WHAT THE EXERCISE ASKS: Where a line holds the string "text", return that line.

▬▬▬▬▬▬▬▬▬▬

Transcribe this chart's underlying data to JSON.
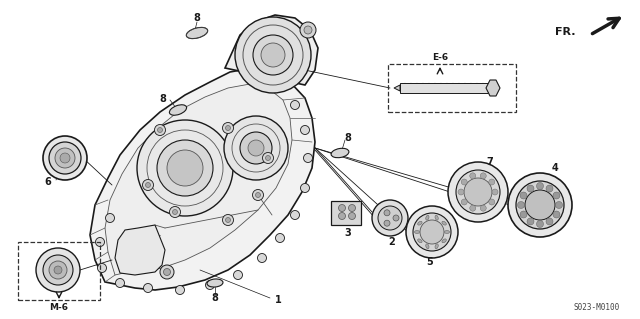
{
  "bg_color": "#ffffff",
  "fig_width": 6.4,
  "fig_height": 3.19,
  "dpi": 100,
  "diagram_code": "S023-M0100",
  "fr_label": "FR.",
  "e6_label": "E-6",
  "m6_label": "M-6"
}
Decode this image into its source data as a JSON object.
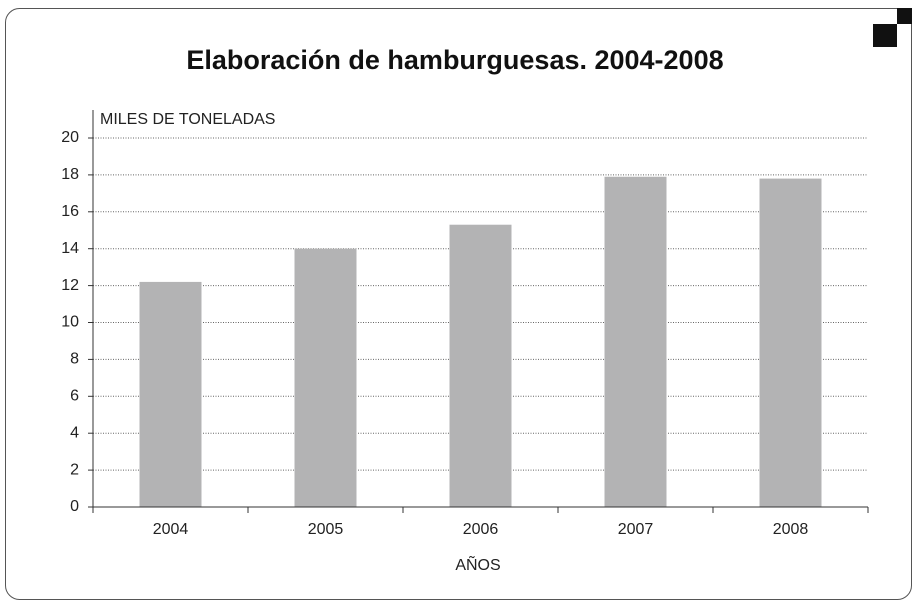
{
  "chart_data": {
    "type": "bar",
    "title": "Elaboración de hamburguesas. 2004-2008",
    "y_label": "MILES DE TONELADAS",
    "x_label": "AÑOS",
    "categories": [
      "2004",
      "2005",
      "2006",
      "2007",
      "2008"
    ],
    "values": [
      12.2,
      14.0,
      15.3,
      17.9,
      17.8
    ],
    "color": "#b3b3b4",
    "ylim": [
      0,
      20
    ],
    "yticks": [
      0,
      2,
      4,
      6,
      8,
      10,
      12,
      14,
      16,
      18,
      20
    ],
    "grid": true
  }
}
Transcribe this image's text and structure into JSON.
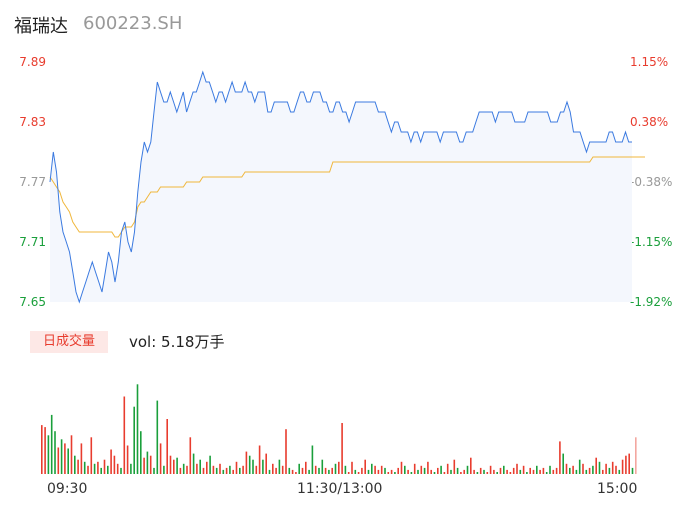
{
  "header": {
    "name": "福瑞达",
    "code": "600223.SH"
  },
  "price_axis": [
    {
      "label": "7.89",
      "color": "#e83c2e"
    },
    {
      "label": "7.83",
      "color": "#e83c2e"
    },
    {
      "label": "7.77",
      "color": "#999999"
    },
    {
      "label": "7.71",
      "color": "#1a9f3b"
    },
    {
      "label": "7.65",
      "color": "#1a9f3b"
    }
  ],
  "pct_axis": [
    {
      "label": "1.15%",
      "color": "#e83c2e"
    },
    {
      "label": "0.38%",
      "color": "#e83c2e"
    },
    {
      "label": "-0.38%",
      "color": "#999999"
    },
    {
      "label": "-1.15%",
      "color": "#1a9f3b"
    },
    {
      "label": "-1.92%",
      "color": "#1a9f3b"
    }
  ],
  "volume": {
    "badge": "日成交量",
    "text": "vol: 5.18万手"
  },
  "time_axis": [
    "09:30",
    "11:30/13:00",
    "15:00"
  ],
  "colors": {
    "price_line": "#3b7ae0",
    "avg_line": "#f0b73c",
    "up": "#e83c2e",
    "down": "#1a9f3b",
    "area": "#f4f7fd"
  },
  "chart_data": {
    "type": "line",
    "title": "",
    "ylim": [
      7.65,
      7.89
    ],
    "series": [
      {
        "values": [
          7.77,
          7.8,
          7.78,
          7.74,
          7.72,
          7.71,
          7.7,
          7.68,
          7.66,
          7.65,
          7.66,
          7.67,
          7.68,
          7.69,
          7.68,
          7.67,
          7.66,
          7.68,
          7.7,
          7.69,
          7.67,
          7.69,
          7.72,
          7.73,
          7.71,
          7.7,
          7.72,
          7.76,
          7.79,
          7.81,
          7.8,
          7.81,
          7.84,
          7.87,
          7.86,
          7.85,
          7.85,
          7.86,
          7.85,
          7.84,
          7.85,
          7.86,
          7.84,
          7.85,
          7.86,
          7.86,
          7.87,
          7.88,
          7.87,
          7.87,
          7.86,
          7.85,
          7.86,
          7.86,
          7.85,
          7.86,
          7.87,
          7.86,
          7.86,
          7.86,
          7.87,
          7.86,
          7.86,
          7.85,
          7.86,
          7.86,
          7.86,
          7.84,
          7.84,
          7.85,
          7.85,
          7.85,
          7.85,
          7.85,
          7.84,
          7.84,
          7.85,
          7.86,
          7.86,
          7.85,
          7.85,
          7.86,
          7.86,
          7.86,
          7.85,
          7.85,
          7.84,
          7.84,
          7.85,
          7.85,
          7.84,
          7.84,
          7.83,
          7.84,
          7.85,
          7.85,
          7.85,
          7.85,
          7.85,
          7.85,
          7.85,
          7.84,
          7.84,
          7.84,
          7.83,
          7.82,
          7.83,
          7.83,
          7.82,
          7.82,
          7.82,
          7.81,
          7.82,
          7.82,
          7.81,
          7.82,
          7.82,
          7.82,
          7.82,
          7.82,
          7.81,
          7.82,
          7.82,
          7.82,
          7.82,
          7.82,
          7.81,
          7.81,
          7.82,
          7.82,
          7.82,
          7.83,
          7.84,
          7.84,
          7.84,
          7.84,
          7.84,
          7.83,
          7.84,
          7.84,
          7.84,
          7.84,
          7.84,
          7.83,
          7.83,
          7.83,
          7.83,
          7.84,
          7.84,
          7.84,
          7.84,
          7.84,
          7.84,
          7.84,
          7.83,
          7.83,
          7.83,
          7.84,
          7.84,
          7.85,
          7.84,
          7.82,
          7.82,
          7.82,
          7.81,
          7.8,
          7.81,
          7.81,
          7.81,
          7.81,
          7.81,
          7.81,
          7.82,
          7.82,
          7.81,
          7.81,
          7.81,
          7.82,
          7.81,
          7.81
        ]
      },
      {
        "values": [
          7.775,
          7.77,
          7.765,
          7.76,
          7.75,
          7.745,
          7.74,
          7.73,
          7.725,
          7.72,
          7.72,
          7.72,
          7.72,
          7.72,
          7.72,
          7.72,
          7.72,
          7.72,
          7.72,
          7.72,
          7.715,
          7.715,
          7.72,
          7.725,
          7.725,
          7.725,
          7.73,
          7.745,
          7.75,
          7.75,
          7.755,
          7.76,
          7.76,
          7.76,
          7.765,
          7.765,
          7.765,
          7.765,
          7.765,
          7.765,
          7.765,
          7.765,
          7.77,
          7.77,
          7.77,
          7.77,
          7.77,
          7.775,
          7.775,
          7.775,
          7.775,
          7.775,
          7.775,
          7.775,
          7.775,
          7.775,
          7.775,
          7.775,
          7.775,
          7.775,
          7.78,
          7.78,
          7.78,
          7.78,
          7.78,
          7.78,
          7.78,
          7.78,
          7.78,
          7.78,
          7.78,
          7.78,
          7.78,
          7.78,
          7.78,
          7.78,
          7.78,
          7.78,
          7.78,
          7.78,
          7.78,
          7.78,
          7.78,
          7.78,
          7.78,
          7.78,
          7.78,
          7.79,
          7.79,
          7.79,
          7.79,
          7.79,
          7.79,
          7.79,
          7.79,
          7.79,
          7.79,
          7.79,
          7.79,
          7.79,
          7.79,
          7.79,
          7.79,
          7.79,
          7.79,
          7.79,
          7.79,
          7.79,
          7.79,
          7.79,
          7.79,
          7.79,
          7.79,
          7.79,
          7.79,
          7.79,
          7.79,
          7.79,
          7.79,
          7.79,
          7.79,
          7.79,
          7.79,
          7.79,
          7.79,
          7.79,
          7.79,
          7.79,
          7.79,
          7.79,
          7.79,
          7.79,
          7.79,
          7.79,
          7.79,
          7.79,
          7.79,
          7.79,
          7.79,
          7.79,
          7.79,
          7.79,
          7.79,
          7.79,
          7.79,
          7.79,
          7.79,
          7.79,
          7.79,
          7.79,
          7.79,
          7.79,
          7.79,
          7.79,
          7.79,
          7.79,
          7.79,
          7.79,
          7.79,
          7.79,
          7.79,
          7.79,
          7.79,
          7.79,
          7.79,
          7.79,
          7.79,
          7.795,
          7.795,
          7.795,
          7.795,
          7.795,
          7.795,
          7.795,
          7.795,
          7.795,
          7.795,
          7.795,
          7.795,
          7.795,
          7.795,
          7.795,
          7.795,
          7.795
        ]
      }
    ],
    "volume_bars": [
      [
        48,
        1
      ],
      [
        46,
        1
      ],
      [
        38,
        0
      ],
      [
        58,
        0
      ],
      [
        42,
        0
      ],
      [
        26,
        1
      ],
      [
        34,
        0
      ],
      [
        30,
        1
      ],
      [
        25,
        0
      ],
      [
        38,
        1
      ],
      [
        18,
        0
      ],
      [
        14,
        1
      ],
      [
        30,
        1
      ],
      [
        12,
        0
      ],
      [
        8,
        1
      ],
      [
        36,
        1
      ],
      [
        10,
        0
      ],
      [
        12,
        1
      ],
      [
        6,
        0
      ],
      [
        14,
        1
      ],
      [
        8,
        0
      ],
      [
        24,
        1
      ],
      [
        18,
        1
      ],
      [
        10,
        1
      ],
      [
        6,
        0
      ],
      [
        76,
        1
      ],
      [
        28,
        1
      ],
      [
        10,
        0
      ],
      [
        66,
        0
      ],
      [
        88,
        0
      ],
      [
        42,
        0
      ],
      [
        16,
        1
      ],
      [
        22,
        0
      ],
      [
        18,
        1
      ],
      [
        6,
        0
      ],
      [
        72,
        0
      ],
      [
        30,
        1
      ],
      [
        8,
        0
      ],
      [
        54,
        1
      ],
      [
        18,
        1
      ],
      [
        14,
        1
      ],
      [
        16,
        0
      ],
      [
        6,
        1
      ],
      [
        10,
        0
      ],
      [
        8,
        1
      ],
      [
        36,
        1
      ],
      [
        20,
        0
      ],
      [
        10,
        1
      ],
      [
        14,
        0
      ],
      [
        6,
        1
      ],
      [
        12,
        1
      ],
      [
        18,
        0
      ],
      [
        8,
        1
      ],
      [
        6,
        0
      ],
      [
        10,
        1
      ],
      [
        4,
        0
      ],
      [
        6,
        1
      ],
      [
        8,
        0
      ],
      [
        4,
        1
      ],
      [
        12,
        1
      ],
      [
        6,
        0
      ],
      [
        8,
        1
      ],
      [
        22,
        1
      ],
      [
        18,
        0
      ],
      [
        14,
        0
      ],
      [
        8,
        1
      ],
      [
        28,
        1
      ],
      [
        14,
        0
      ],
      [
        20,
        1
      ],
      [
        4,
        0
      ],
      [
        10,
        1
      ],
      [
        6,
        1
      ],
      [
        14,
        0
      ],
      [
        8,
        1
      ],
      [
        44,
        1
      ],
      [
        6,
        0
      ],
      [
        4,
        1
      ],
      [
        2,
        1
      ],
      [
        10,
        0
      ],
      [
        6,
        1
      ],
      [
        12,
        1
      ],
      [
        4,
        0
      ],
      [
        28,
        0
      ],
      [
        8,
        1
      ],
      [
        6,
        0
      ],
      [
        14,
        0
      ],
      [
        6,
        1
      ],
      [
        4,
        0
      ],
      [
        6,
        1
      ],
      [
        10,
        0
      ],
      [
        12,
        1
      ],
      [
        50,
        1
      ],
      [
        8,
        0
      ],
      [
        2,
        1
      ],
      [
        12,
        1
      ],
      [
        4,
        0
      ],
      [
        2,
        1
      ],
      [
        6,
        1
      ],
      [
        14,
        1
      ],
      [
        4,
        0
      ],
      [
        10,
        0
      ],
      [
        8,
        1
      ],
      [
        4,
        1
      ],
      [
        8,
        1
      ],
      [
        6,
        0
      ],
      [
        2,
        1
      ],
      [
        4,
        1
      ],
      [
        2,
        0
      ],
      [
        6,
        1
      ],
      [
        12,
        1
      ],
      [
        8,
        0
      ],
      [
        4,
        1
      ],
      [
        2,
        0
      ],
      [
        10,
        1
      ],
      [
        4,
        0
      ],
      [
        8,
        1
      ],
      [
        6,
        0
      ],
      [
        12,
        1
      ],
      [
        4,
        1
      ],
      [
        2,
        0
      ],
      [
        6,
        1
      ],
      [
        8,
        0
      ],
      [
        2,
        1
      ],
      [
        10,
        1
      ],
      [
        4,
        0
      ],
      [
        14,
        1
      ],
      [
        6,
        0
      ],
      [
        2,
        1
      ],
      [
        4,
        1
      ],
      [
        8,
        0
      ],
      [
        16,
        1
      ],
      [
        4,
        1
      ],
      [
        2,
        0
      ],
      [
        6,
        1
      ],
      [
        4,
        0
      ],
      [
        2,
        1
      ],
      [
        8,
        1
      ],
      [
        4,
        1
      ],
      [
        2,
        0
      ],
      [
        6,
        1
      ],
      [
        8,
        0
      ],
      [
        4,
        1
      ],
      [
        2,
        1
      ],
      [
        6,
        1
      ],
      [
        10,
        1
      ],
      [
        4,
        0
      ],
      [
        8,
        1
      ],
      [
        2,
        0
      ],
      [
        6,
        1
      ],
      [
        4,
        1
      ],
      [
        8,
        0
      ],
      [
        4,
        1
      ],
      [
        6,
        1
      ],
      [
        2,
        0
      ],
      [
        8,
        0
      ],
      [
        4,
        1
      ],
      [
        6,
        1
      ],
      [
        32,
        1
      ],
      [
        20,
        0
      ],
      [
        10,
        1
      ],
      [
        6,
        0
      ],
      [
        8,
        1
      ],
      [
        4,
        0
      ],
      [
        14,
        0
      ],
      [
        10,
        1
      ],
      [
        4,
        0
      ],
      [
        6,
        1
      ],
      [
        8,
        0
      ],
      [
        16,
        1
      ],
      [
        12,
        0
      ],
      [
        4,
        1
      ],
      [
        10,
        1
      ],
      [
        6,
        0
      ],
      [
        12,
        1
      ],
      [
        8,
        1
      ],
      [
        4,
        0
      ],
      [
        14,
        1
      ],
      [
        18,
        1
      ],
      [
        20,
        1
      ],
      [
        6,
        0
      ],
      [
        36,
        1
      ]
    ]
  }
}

▬▬▬▬▬▬▬▬▬▬

THE COMPLETED TASK:
Transcribe this image's text and structure into JSON.
    "text": "vol: 5.18万手"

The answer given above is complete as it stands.